● **Objective**
Using the data below, tally the lines that include the string "having". Only the number is wanted.

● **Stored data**
▬▬▬▬▬▬▬▬▬▬

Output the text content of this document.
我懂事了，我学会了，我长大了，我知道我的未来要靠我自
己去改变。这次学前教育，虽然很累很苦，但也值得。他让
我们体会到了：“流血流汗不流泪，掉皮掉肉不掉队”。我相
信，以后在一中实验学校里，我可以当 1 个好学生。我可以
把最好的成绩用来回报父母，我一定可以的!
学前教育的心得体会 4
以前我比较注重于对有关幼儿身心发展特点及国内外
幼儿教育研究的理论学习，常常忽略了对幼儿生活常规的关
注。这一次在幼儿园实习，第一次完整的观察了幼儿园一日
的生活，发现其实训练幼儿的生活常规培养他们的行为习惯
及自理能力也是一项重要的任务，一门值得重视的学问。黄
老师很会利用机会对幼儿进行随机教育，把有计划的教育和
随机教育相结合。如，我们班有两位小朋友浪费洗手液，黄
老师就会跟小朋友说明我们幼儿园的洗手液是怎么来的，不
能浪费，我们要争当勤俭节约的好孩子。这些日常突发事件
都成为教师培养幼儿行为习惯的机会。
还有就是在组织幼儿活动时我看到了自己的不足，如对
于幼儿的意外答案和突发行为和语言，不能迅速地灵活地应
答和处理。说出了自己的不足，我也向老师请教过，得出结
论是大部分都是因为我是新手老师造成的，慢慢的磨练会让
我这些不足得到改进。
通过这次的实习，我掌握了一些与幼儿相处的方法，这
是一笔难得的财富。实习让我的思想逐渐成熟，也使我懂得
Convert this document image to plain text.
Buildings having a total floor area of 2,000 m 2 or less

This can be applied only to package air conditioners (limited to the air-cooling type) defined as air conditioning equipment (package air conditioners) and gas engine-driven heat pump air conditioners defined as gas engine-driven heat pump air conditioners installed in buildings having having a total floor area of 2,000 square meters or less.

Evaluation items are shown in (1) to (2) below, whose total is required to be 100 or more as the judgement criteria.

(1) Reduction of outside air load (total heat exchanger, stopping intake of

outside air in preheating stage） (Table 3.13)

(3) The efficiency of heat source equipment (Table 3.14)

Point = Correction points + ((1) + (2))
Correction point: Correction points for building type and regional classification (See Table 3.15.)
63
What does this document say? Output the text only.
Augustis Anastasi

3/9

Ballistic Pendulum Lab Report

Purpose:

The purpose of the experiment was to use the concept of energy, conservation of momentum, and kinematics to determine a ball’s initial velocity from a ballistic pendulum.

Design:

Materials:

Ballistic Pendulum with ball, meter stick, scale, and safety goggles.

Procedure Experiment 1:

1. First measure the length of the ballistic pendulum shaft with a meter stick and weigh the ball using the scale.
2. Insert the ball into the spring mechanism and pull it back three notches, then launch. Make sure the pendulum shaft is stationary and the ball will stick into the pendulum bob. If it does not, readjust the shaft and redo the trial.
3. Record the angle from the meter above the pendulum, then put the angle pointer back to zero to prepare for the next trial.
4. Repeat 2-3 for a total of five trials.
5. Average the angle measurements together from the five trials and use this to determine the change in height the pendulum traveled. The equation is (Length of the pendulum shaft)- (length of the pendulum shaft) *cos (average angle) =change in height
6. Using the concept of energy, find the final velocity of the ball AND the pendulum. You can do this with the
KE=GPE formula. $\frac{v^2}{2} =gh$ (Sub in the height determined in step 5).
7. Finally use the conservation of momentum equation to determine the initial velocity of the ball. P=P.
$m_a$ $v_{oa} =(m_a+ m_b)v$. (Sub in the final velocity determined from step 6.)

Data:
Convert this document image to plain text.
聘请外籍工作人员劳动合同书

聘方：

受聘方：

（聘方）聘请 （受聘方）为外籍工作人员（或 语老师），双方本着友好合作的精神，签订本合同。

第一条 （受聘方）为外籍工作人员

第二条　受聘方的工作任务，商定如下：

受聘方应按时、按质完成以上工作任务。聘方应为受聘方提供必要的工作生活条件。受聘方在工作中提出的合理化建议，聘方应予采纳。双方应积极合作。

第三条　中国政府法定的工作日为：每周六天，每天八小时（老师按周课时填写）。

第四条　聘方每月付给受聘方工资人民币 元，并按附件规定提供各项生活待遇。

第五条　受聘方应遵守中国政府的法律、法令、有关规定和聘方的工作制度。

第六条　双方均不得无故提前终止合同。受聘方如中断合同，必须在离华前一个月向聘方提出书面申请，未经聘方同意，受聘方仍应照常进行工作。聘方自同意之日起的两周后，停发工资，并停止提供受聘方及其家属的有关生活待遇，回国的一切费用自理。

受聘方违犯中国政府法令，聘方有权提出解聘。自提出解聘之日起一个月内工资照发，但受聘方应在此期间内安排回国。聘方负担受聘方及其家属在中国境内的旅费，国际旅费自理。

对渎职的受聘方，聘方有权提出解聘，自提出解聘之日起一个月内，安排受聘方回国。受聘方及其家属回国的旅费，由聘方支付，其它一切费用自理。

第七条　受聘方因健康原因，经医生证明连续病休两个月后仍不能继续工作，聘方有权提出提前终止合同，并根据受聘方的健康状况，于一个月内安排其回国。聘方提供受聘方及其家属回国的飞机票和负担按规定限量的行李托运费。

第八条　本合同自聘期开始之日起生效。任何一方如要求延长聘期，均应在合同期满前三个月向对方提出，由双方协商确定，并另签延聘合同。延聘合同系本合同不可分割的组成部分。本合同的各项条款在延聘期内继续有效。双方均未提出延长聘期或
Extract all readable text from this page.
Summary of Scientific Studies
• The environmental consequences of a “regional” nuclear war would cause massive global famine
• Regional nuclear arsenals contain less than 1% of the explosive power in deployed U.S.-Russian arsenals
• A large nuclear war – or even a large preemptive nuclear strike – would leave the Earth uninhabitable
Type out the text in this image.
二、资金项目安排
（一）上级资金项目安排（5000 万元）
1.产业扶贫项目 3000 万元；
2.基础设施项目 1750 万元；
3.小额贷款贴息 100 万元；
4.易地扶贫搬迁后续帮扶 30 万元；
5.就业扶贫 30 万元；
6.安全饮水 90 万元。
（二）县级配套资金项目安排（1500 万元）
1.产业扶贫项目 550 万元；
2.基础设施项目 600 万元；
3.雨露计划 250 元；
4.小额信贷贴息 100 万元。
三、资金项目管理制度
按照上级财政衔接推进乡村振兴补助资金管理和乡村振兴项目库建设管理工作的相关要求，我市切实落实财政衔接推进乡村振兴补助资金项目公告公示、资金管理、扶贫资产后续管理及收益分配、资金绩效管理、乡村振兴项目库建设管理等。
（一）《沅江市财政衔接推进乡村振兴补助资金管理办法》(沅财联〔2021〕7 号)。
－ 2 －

▬▬▬▬▬▬▬▬▬▬

● **Correct output**
2